=== Task ===
Search the records for the word "SALES" and pick out every line that has it.

** Begin **

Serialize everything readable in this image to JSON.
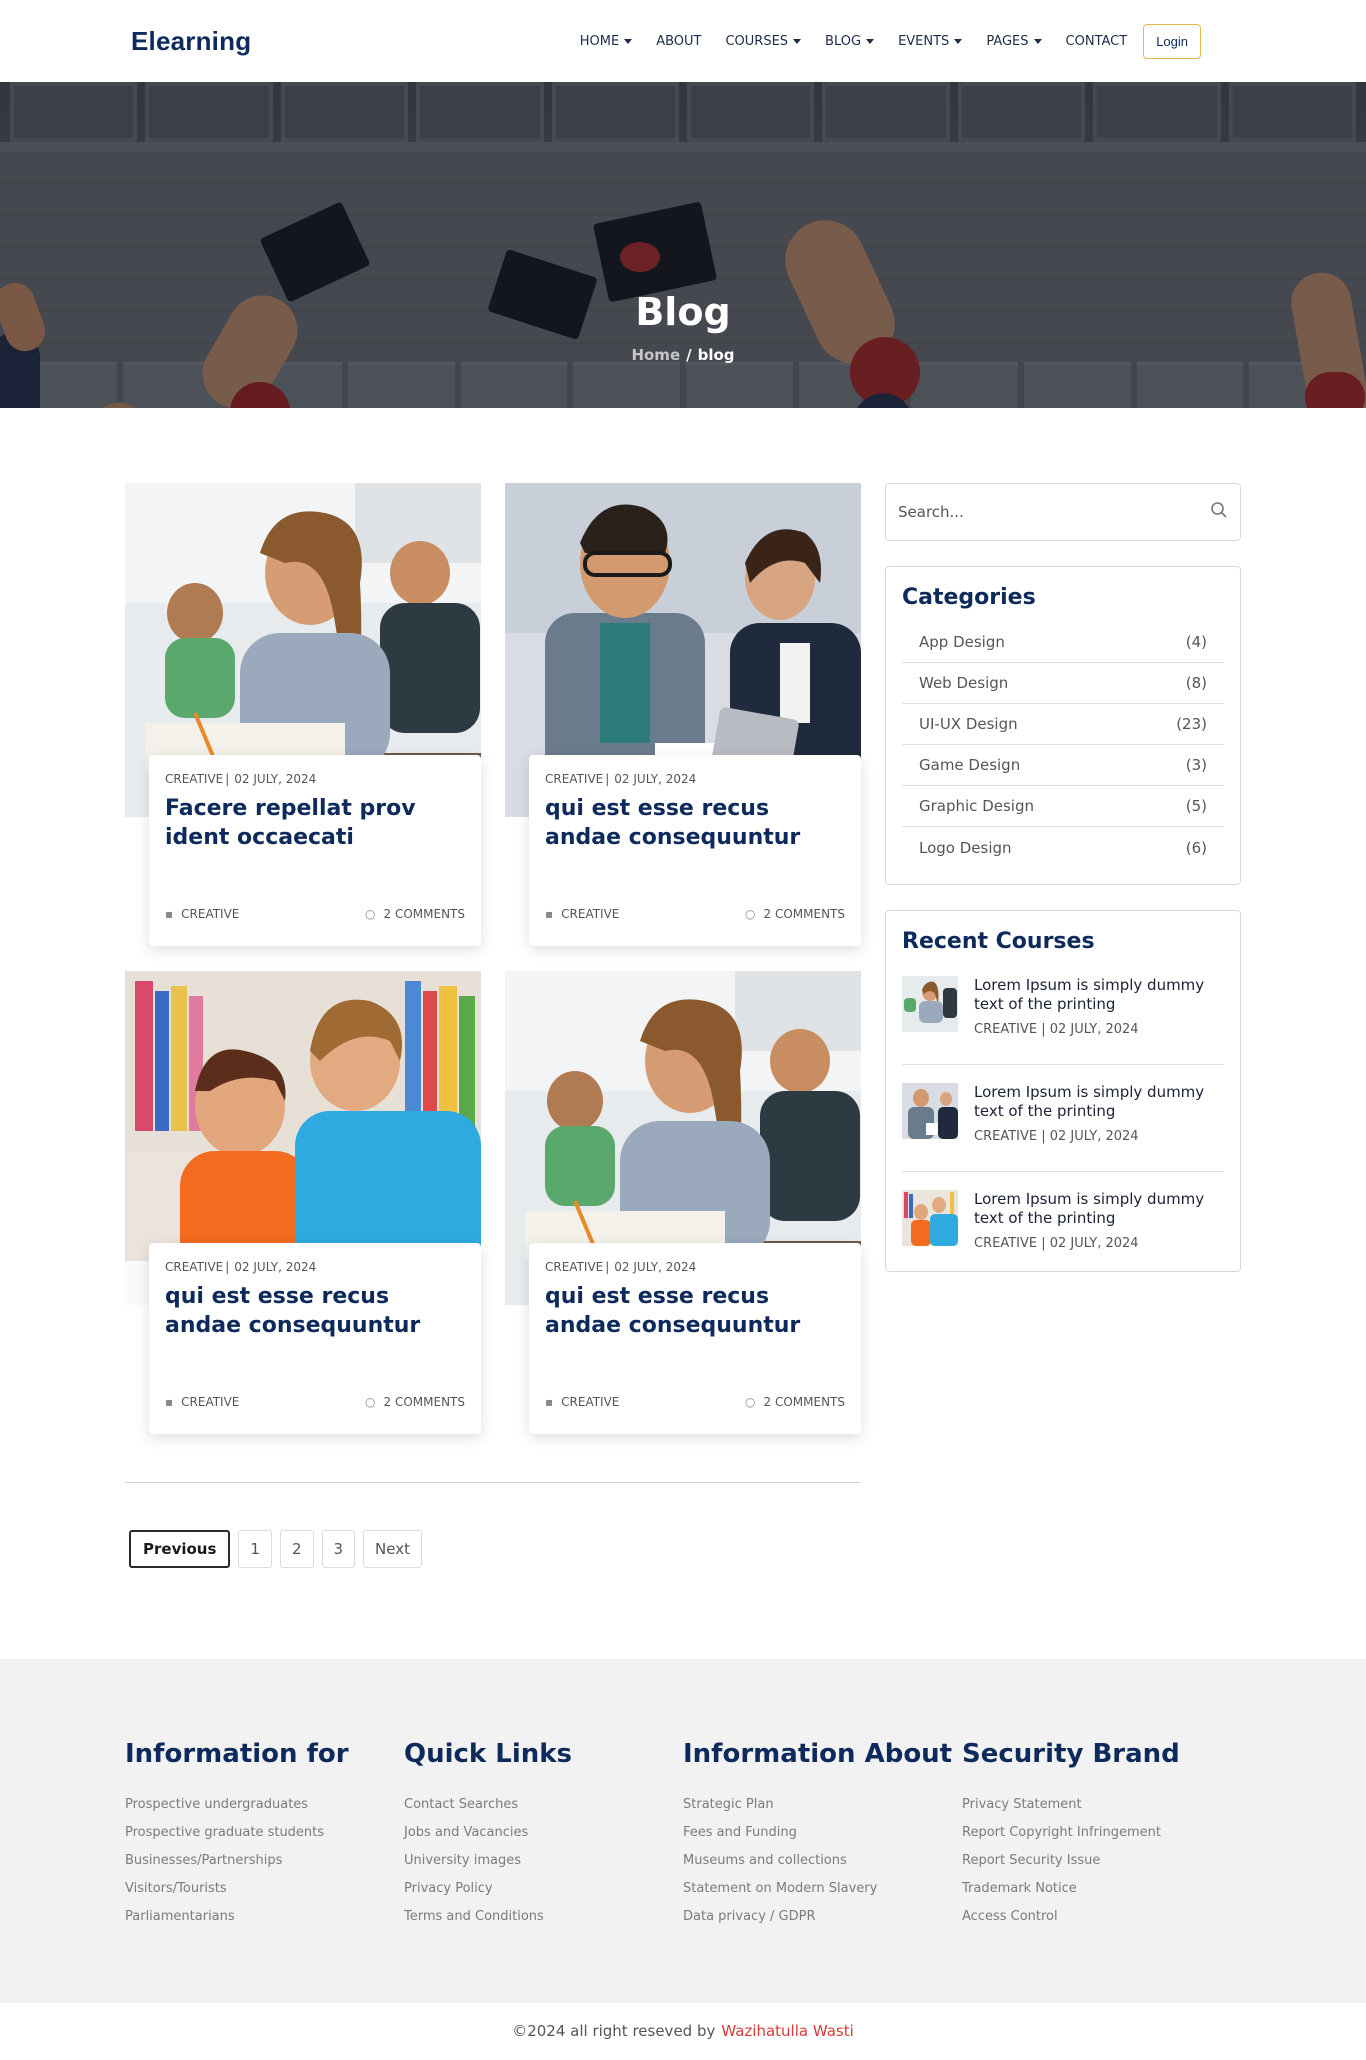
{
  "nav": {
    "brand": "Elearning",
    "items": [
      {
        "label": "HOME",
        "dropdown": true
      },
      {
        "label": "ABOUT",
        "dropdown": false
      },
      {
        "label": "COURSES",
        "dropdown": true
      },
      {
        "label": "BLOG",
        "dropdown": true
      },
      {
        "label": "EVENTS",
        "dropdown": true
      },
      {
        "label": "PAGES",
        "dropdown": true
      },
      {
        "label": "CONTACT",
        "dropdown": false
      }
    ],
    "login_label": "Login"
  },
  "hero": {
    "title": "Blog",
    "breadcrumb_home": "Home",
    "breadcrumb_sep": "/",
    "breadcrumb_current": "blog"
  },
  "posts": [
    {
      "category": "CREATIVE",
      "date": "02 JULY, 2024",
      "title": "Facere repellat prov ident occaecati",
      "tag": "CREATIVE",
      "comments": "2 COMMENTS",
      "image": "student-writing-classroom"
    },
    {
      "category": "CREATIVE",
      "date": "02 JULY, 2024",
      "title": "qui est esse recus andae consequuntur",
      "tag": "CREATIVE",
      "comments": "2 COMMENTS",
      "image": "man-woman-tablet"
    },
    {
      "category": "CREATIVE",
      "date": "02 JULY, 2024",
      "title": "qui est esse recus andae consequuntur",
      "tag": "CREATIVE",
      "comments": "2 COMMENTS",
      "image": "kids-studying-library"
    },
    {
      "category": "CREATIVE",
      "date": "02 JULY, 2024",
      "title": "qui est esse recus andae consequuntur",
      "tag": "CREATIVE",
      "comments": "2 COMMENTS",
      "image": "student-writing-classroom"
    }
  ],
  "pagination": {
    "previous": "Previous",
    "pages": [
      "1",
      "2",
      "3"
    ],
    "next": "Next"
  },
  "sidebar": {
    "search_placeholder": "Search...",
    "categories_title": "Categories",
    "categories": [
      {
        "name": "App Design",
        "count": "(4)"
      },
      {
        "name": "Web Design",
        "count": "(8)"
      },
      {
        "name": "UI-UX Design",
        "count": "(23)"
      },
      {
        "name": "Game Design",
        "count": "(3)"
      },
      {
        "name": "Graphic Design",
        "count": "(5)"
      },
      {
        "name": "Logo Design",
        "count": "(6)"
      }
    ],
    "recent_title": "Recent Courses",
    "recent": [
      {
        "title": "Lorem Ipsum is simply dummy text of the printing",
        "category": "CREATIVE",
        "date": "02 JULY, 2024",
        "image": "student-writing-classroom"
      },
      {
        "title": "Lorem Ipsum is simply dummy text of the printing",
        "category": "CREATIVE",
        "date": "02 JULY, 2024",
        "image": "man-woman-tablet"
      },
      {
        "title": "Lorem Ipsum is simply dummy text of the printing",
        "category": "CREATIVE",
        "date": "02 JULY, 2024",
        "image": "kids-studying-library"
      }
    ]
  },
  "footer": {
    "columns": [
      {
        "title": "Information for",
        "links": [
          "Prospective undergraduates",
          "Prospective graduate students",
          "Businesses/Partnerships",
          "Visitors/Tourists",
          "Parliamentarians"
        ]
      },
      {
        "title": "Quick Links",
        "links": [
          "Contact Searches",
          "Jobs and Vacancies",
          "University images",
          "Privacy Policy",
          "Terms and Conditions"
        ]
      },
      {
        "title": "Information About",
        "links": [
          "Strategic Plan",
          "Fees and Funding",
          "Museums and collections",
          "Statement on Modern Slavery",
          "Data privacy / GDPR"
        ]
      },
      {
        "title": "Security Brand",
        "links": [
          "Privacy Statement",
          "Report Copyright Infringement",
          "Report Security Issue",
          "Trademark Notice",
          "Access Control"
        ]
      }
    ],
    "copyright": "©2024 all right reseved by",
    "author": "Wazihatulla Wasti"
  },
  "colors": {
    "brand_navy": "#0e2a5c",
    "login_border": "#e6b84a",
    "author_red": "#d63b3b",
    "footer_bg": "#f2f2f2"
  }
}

** End **
** Begin **

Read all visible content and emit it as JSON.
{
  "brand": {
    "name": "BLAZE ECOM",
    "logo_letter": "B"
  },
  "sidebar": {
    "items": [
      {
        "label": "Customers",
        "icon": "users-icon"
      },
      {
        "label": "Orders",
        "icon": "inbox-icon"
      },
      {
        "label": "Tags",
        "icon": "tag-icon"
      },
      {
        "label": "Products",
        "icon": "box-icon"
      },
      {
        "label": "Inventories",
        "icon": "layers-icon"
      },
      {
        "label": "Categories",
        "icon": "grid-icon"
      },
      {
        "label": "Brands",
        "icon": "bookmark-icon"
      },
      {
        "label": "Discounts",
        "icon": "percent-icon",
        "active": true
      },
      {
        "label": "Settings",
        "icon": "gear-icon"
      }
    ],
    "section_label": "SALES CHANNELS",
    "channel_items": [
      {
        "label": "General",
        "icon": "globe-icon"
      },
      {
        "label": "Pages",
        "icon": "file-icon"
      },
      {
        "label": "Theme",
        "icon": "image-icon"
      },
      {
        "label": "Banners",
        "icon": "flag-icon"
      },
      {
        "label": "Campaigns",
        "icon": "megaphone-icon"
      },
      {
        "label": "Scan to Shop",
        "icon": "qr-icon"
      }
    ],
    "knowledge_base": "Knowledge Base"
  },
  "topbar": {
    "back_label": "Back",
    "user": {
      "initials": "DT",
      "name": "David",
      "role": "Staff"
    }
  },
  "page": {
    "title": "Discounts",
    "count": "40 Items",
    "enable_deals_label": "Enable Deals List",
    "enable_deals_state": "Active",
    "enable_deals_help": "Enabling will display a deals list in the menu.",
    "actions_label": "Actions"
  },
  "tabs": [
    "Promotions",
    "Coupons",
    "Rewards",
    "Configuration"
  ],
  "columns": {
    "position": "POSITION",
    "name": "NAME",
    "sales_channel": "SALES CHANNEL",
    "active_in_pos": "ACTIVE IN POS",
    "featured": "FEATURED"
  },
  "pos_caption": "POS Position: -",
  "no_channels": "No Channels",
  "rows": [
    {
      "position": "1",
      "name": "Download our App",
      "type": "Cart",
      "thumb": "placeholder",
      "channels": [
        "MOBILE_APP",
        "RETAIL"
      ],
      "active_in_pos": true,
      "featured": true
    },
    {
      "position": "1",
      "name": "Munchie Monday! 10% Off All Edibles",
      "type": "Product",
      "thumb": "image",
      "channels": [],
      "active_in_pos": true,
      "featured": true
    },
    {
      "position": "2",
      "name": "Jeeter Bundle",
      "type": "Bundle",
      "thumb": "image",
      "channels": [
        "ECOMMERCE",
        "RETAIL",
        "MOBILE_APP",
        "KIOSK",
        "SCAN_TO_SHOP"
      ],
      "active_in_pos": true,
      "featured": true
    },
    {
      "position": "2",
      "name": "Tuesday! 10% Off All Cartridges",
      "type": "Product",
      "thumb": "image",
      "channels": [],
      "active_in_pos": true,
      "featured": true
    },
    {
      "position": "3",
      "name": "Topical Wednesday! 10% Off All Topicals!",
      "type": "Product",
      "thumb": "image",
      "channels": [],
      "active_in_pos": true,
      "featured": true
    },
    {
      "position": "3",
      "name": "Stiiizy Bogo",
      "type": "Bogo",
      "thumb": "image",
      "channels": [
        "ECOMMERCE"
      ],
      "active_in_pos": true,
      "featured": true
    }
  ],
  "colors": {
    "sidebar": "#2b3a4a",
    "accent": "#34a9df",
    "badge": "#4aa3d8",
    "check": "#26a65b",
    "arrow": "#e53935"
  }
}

** End **

=== Full response ===
    "section_label": "SALES CHANNELS",
    "sales_channel": "SALES CHANNEL",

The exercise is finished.